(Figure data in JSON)
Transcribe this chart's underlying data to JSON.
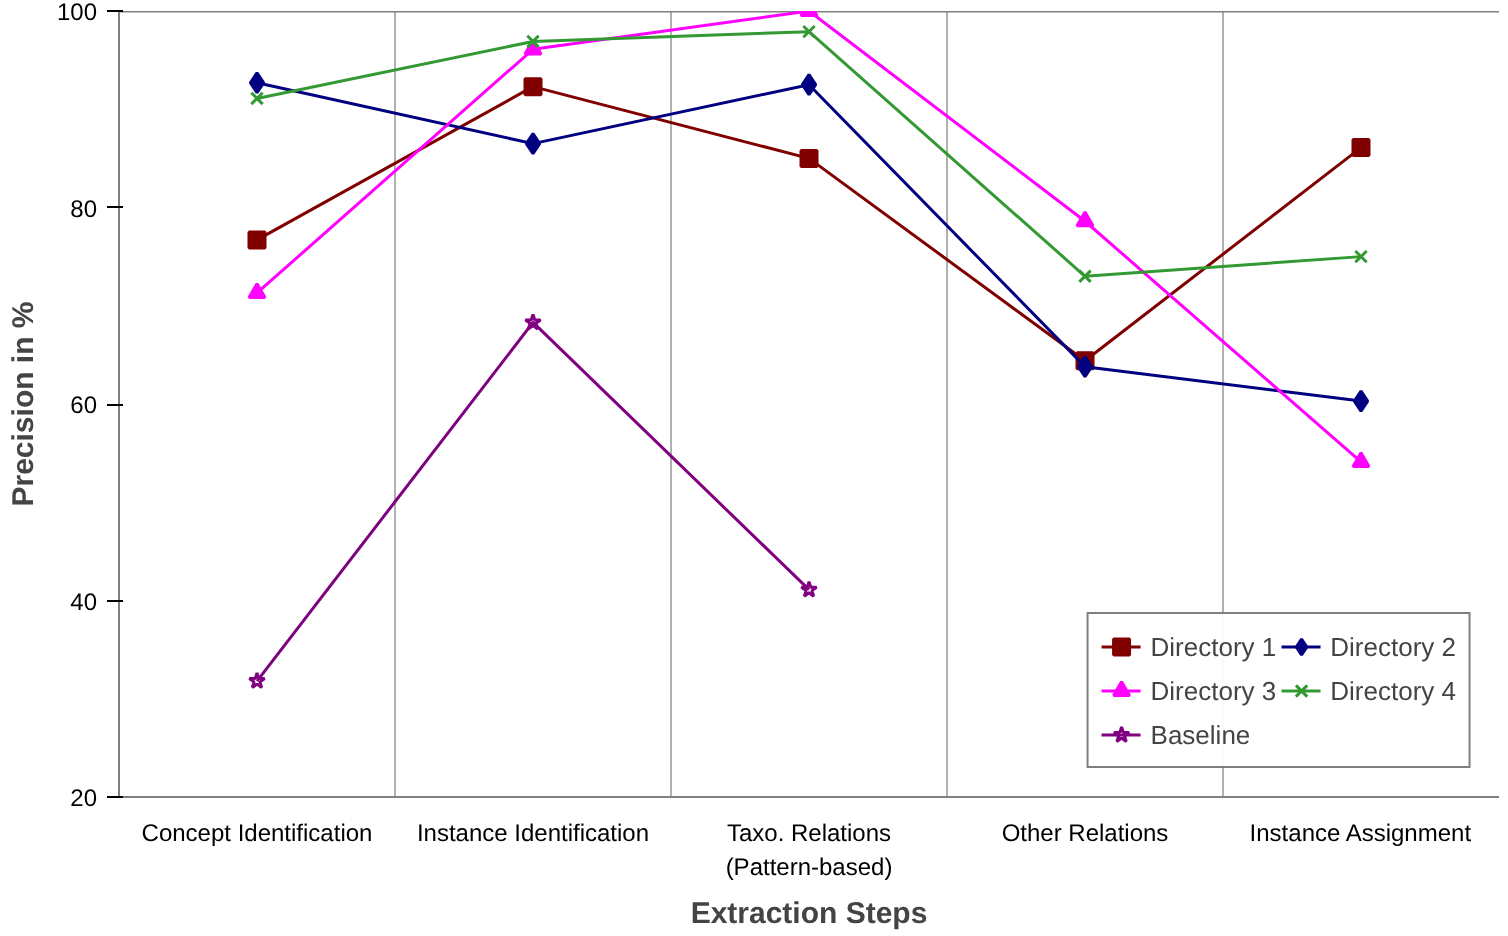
{
  "chart_data": {
    "type": "line",
    "xlabel": "Extraction Steps",
    "ylabel": "Precision in %",
    "categories": [
      "Concept Identification",
      "Instance Identification",
      "Taxo. Relations\n(Pattern-based)",
      "Other Relations",
      "Instance Assignment"
    ],
    "ylim": [
      20,
      100
    ],
    "yticks": [
      20,
      40,
      60,
      80,
      100
    ],
    "grid": "x",
    "legend": "bottom right",
    "series": [
      {
        "name": "Directory 1",
        "color": "#800000",
        "marker": "square",
        "values": [
          76.7,
          92.3,
          85,
          64.4,
          86.1
        ]
      },
      {
        "name": "Directory 2",
        "color": "#000080",
        "marker": "diamond",
        "values": [
          92.7,
          86.5,
          92.5,
          63.8,
          60.3
        ]
      },
      {
        "name": "Directory 3",
        "color": "#ff00ff",
        "marker": "triangle",
        "values": [
          71.3,
          96.1,
          100,
          78.6,
          54.1
        ]
      },
      {
        "name": "Directory 4",
        "color": "#339933",
        "marker": "cross",
        "values": [
          91.1,
          96.9,
          97.9,
          73,
          75
        ]
      },
      {
        "name": "Baseline",
        "color": "#800080",
        "marker": "star",
        "values": [
          31.8,
          68.3,
          41.1,
          null,
          null
        ]
      }
    ]
  }
}
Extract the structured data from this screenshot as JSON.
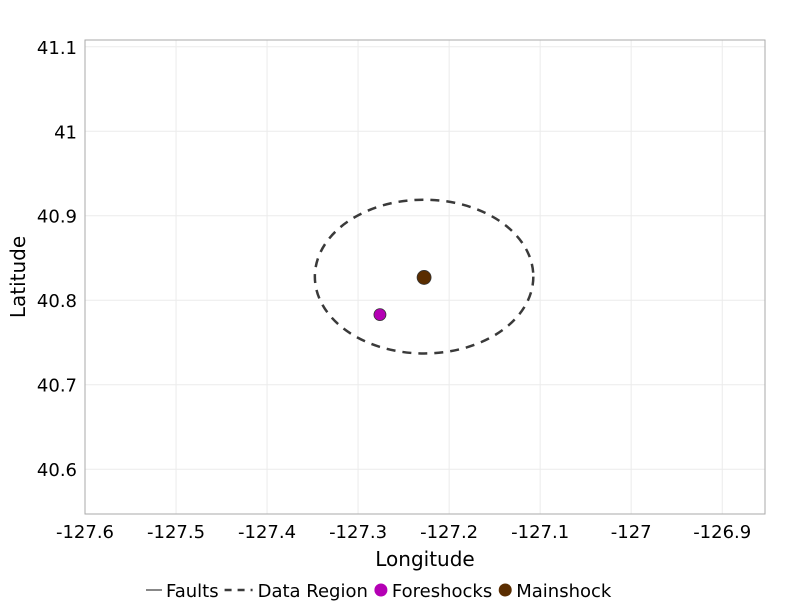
{
  "chart_data": {
    "type": "scatter",
    "title": "",
    "xlabel": "Longitude",
    "ylabel": "Latitude",
    "xlim": [
      -127.6,
      -126.853
    ],
    "ylim": [
      40.547,
      41.108
    ],
    "grid": true,
    "x_ticks": [
      -127.6,
      -127.5,
      -127.4,
      -127.3,
      -127.2,
      -127.1,
      -127,
      -126.9
    ],
    "x_tick_labels": [
      "-127.6",
      "-127.5",
      "-127.4",
      "-127.3",
      "-127.2",
      "-127.1",
      "-127",
      "-126.9"
    ],
    "y_ticks": [
      40.6,
      40.7,
      40.8,
      40.9,
      41,
      41.1
    ],
    "y_tick_labels": [
      "40.6",
      "40.7",
      "40.8",
      "40.9",
      "41",
      "41.1"
    ],
    "legend_position": "bottom",
    "legend": [
      {
        "name": "Faults",
        "style": "line",
        "color": "#888888"
      },
      {
        "name": "Data Region",
        "style": "dashed",
        "color": "#3a3a3a"
      },
      {
        "name": "Foreshocks",
        "style": "circle",
        "color": "#b400b4"
      },
      {
        "name": "Mainshock",
        "style": "circle",
        "color": "#5a2d00"
      }
    ],
    "data_region": {
      "center": [
        -127.2275,
        40.828
      ],
      "radius_lon": 0.12,
      "radius_lat": 0.091
    },
    "series": [
      {
        "name": "Foreshocks",
        "color": "#b400b4",
        "points": [
          [
            -127.276,
            40.783
          ]
        ]
      },
      {
        "name": "Mainshock",
        "color": "#5a2d00",
        "points": [
          [
            -127.2275,
            40.827
          ]
        ]
      }
    ]
  }
}
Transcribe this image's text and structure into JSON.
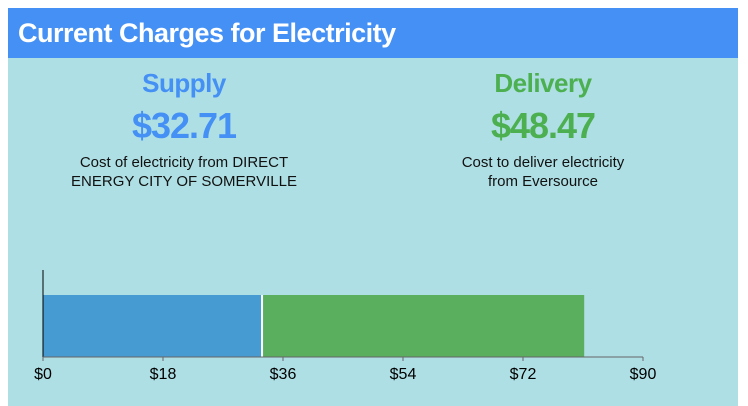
{
  "header": {
    "title": "Current Charges for Electricity"
  },
  "supply": {
    "label": "Supply",
    "amount": "$32.71",
    "description_line1": "Cost of electricity from DIRECT",
    "description_line2": "ENERGY CITY OF SOMERVILLE",
    "color": "#4490f4"
  },
  "delivery": {
    "label": "Delivery",
    "amount": "$48.47",
    "description_line1": "Cost to deliver electricity",
    "description_line2": "from Eversource",
    "color": "#4caf50"
  },
  "chart_data": {
    "type": "bar",
    "orientation": "horizontal-stacked",
    "series": [
      {
        "name": "Supply",
        "values": [
          32.71
        ],
        "color": "#469bd2"
      },
      {
        "name": "Delivery",
        "values": [
          48.47
        ],
        "color": "#5aaf5e"
      }
    ],
    "xlim": [
      0,
      90
    ],
    "ticks": [
      0,
      18,
      36,
      54,
      72,
      90
    ],
    "tick_labels": [
      "$0",
      "$18",
      "$36",
      "$54",
      "$72",
      "$90"
    ],
    "grid": false
  }
}
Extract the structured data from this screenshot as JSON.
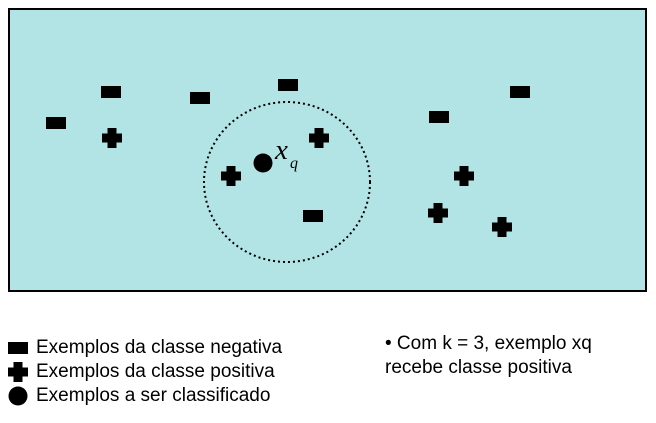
{
  "query_label": "x",
  "query_subscript": "q",
  "legend": {
    "negative": "Exemplos da classe negativa",
    "positive": "Exemplos da classe positiva",
    "query": "Exemplos a ser classificado"
  },
  "note": {
    "line1": "• Com k = 3, exemplo xq",
    "line2": "recebe classe positiva"
  },
  "colors": {
    "panel_bg": "#b2e3e5",
    "panel_border": "#000000",
    "marker": "#000000"
  },
  "icons": {
    "negative": "filled-rectangle",
    "positive": "filled-plus",
    "query": "filled-circle",
    "neighborhood": "dotted-circle"
  }
}
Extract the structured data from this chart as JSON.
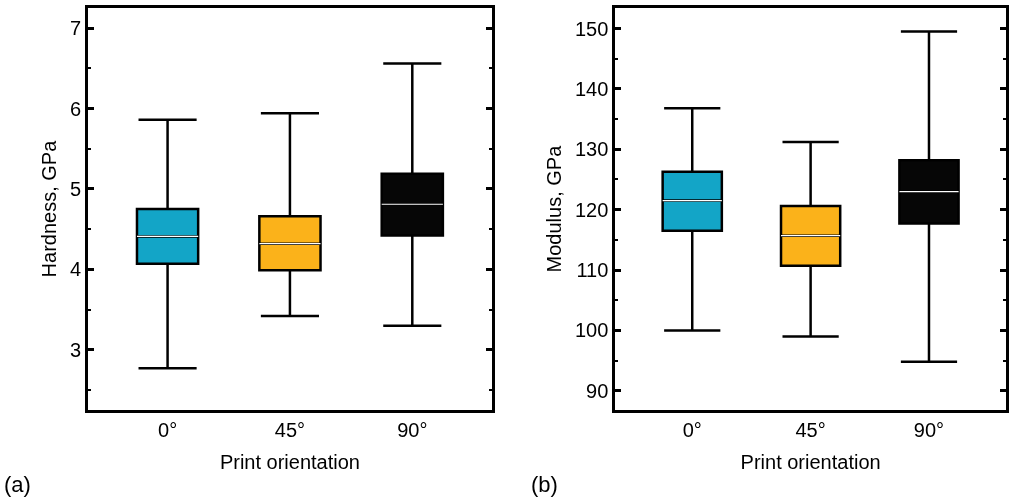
{
  "chart_data": [
    {
      "type": "box",
      "xlabel": "Print orientation",
      "ylabel": "Hardness, GPa",
      "categories": [
        "0°",
        "45°",
        "90°"
      ],
      "colors": [
        "#13a5c7",
        "#fbb21a",
        "#060606"
      ],
      "ylim": [
        2.25,
        7.25
      ],
      "yticks": [
        3,
        4,
        5,
        6,
        7
      ],
      "legend": false,
      "annotations": [
        "(a)"
      ],
      "boxes": [
        {
          "low": 2.77,
          "q1": 4.07,
          "median": 4.41,
          "q3": 4.75,
          "high": 5.86
        },
        {
          "low": 3.42,
          "q1": 3.99,
          "median": 4.32,
          "q3": 4.66,
          "high": 5.94
        },
        {
          "low": 3.3,
          "q1": 4.42,
          "median": 4.81,
          "q3": 5.19,
          "high": 6.56
        }
      ]
    },
    {
      "type": "box",
      "xlabel": "Print orientation",
      "ylabel": "Modulus, GPa",
      "categories": [
        "0°",
        "45°",
        "90°"
      ],
      "colors": [
        "#13a5c7",
        "#fbb21a",
        "#060606"
      ],
      "ylim": [
        86.8,
        153.4
      ],
      "yticks": [
        90,
        100,
        110,
        120,
        130,
        140,
        150
      ],
      "legend": false,
      "annotations": [
        "(b)"
      ],
      "boxes": [
        {
          "low": 100,
          "q1": 116.5,
          "median": 121.5,
          "q3": 126.3,
          "high": 136.8
        },
        {
          "low": 99,
          "q1": 110.7,
          "median": 115.7,
          "q3": 120.6,
          "high": 131.2
        },
        {
          "low": 94.8,
          "q1": 117.7,
          "median": 123,
          "q3": 128.2,
          "high": 149.5
        }
      ]
    }
  ]
}
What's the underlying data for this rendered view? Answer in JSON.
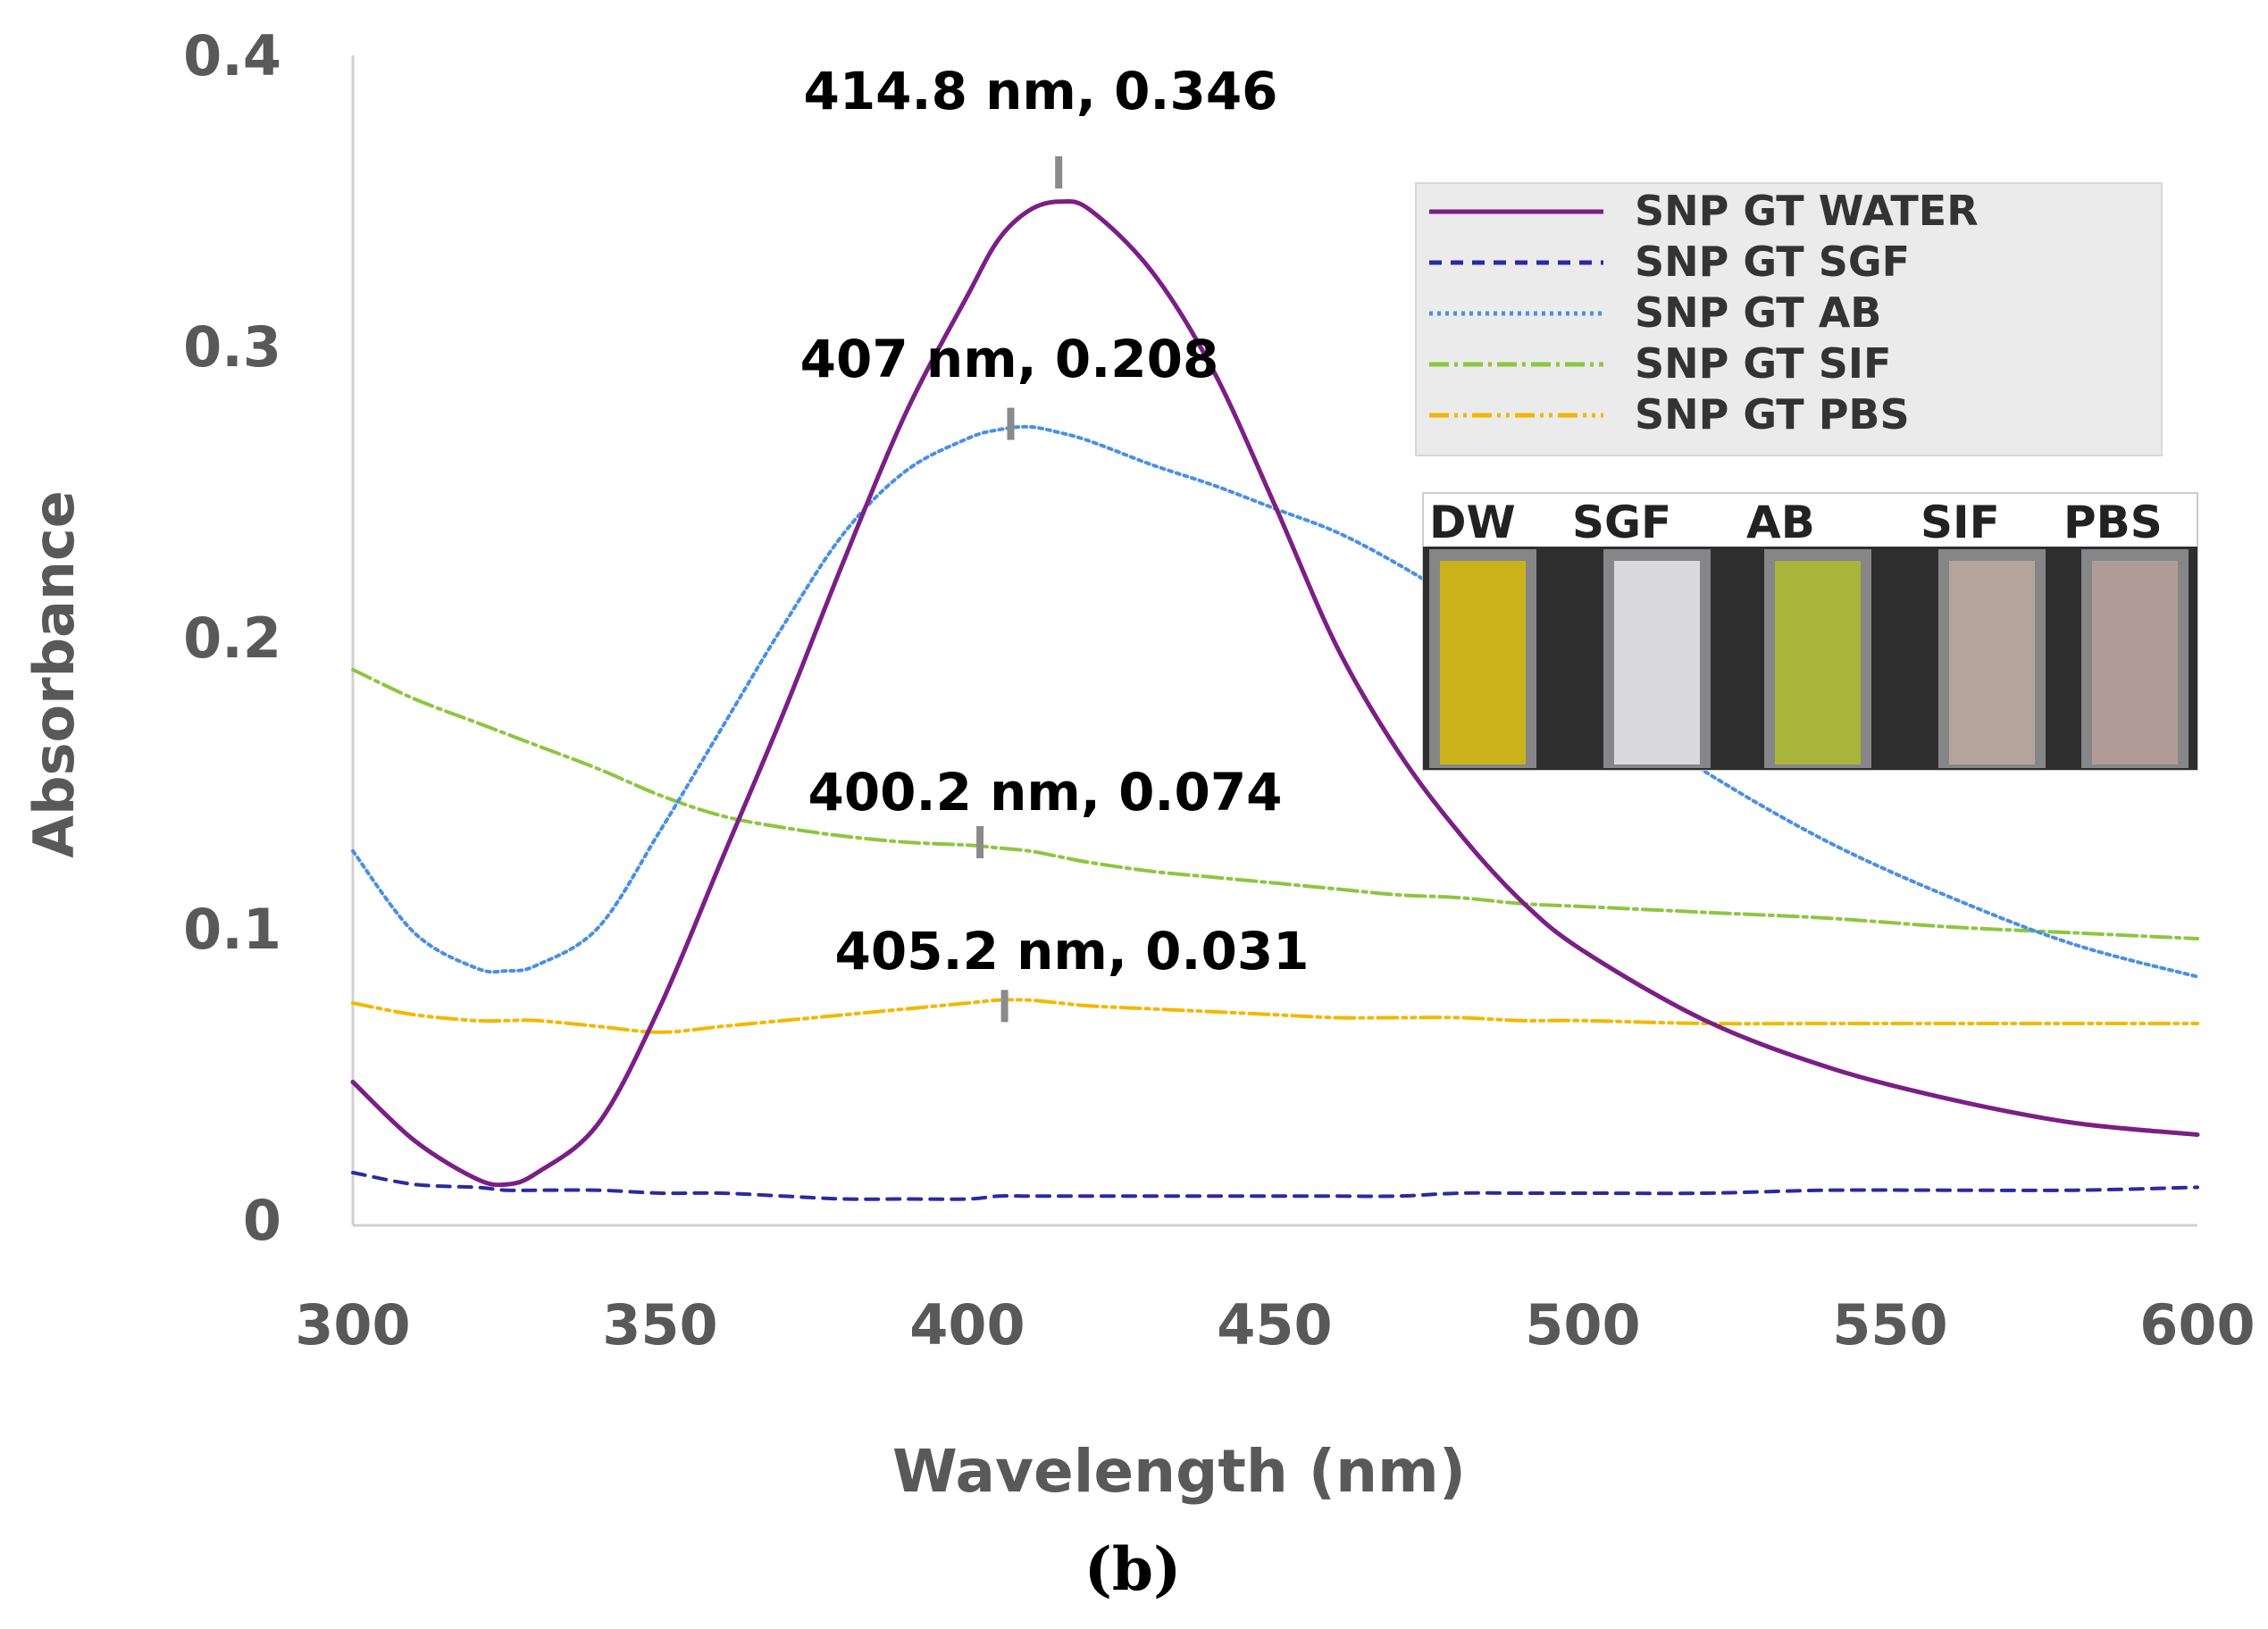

» WORK REQUIRED: Above are some records. Count the lines among them with the word "title", and answer with the number only.

» ANSWER BELOW: 2